Problem statement ->
Reproduce every line of the records below verbatim, leaving out the pictures.

(Layout region records)
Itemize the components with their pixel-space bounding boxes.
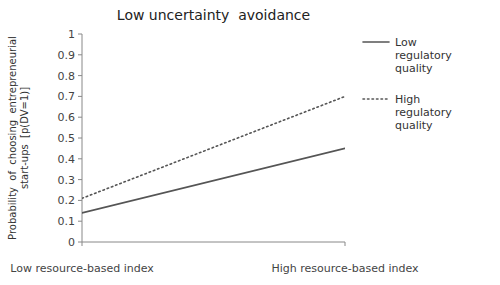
y-tick <box>78 96 82 97</box>
x-tick-label: Low resource-based index <box>10 262 154 275</box>
legend-label-line: regulatory <box>395 106 452 119</box>
y-tick-label: 0.5 <box>58 132 76 145</box>
y-tick-label: 0.3 <box>58 174 76 187</box>
y-axis-label-line: start-ups [p(DV=1)] <box>19 87 30 189</box>
y-tick <box>78 242 82 243</box>
y-axis-label-line: Probability of choosing entrepreneurial <box>7 36 18 240</box>
y-tick-label: 0.1 <box>58 215 76 228</box>
y-tick-label: 0.4 <box>58 153 76 166</box>
plot-area <box>82 96 345 212</box>
y-tick-label: 0.9 <box>58 49 76 62</box>
y-tick <box>78 221 82 222</box>
y-tick <box>78 34 82 35</box>
legend-label-line: quality <box>395 62 433 75</box>
title: Low uncertainty avoidance <box>117 7 310 23</box>
y-tick-label: 0.2 <box>58 194 76 207</box>
x-axis <box>82 242 345 243</box>
legend-label-line: Low <box>395 36 417 49</box>
y-tick <box>78 75 82 76</box>
y-tick-label: 0.8 <box>58 70 76 83</box>
x-tick <box>82 242 83 246</box>
y-tick <box>78 54 82 55</box>
legend-label-line: quality <box>395 119 433 132</box>
legend-label-line: regulatory <box>395 49 452 62</box>
x-tick-label: High resource-based index <box>271 262 419 275</box>
x-tick <box>345 242 346 246</box>
legend-swatch <box>363 41 389 43</box>
y-tick <box>78 138 82 139</box>
y-tick-label: 1 <box>68 28 75 41</box>
series-line <box>82 96 345 198</box>
y-tick-label: 0 <box>68 236 75 249</box>
legend-label: Lowregulatoryquality <box>395 36 452 75</box>
y-tick-label: 0.7 <box>58 90 76 103</box>
legend-label: Highregulatoryquality <box>395 93 452 132</box>
y-tick-label: 0.6 <box>58 111 76 124</box>
y-tick <box>78 200 82 201</box>
y-axis <box>82 34 83 242</box>
y-tick <box>78 179 82 180</box>
series-line <box>82 148 345 212</box>
legend-label-line: High <box>395 93 420 106</box>
y-axis-label: Probability of choosing entrepreneurials… <box>7 36 30 240</box>
legend: LowregulatoryqualityHighregulatoryqualit… <box>363 36 452 132</box>
y-tick <box>78 117 82 118</box>
chart: Low uncertainty avoidance Probability of … <box>0 0 500 285</box>
legend-swatch <box>363 98 389 100</box>
y-tick <box>78 158 82 159</box>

Response for this exercise ->
Itemize the components with their pixel-space bounding boxes.
y-tick <box>78 96 82 97</box>
x-tick-label: Low resource-based index <box>10 262 154 275</box>
legend-label-line: regulatory <box>395 106 452 119</box>
y-tick-label: 0.5 <box>58 132 76 145</box>
y-tick-label: 0.3 <box>58 174 76 187</box>
y-axis-label-line: start-ups [p(DV=1)] <box>19 87 30 189</box>
y-tick <box>78 242 82 243</box>
y-axis-label-line: Probability of choosing entrepreneurial <box>7 36 18 240</box>
y-tick-label: 0.1 <box>58 215 76 228</box>
y-tick-label: 0.4 <box>58 153 76 166</box>
plot-area <box>82 96 345 212</box>
y-tick-label: 0.9 <box>58 49 76 62</box>
y-tick <box>78 221 82 222</box>
y-tick <box>78 34 82 35</box>
legend-label-line: quality <box>395 62 433 75</box>
title: Low uncertainty avoidance <box>117 7 310 23</box>
y-tick-label: 0.2 <box>58 194 76 207</box>
x-axis <box>82 242 345 243</box>
legend-label-line: Low <box>395 36 417 49</box>
y-tick <box>78 75 82 76</box>
y-tick-label: 0.8 <box>58 70 76 83</box>
x-tick <box>82 242 83 246</box>
y-tick <box>78 54 82 55</box>
legend-label-line: quality <box>395 119 433 132</box>
legend-label-line: regulatory <box>395 49 452 62</box>
x-tick-label: High resource-based index <box>271 262 419 275</box>
x-tick <box>345 242 346 246</box>
legend-swatch <box>363 41 389 43</box>
y-tick <box>78 138 82 139</box>
y-tick-label: 1 <box>68 28 75 41</box>
series-line <box>82 96 345 198</box>
y-tick-label: 0 <box>68 236 75 249</box>
legend-label: Lowregulatoryquality <box>395 36 452 75</box>
y-tick-label: 0.7 <box>58 90 76 103</box>
legend-label: Highregulatoryquality <box>395 93 452 132</box>
y-tick-label: 0.6 <box>58 111 76 124</box>
y-tick <box>78 200 82 201</box>
y-axis <box>82 34 83 242</box>
y-tick <box>78 179 82 180</box>
series-line <box>82 148 345 212</box>
legend-label-line: High <box>395 93 420 106</box>
y-axis-label: Probability of choosing entrepreneurials… <box>7 36 30 240</box>
legend: LowregulatoryqualityHighregulatoryqualit… <box>363 36 452 132</box>
y-tick <box>78 117 82 118</box>
chart: Low uncertainty avoidance Probability of … <box>0 0 500 285</box>
legend-swatch <box>363 98 389 100</box>
y-tick <box>78 158 82 159</box>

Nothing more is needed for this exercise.